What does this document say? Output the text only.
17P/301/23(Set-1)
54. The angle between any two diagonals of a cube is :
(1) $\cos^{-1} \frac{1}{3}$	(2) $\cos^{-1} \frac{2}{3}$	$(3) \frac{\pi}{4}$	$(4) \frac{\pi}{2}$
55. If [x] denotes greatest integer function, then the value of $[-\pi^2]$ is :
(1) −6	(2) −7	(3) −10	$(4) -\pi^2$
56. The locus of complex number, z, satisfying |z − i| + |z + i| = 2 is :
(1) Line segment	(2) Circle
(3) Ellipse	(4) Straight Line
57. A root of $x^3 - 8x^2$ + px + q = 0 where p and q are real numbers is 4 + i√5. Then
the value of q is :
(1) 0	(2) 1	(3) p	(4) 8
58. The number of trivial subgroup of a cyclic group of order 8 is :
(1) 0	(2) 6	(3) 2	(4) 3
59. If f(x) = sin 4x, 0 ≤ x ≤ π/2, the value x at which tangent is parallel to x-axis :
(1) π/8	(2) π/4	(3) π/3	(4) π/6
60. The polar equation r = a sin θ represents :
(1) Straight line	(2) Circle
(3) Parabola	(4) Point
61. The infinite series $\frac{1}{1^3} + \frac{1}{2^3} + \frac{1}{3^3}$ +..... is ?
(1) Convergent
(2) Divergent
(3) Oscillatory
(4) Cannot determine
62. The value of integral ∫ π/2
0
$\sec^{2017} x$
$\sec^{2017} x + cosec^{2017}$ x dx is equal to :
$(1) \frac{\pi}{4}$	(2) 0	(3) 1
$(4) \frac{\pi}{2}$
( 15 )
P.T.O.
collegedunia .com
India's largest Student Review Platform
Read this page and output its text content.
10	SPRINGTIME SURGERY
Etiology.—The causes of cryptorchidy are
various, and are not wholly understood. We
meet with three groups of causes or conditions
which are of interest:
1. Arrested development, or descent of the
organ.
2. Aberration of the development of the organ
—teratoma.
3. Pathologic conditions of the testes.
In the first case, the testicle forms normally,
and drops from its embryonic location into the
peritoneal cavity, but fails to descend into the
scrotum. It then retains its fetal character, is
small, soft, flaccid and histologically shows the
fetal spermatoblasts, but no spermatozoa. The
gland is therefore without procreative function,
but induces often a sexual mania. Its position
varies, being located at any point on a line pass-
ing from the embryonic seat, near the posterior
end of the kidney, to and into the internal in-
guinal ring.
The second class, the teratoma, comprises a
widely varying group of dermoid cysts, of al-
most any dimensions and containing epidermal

## Objective
Starting at the line that contains "Read this page and output its text content.", retype each line through the end of the listing above and nothing else.

## Worked solution
Read this page and output its text content.
10	SPRINGTIME SURGERY
Etiology.—The causes of cryptorchidy are
various, and are not wholly understood. We
meet with three groups of causes or conditions
which are of interest:
1. Arrested development, or descent of the
organ.
2. Aberration of the development of the organ
—teratoma.
3. Pathologic conditions of the testes.
In the first case, the testicle forms normally,
and drops from its embryonic location into the
peritoneal cavity, but fails to descend into the
scrotum. It then retains its fetal character, is
small, soft, flaccid and histologically shows the
fetal spermatoblasts, but no spermatozoa. The
gland is therefore without procreative function,
but induces often a sexual mania. Its position
varies, being located at any point on a line pass-
ing from the embryonic seat, near the posterior
end of the kidney, to and into the internal in-
guinal ring.
The second class, the teratoma, comprises a
widely varying group of dermoid cysts, of al-
most any dimensions and containing epidermal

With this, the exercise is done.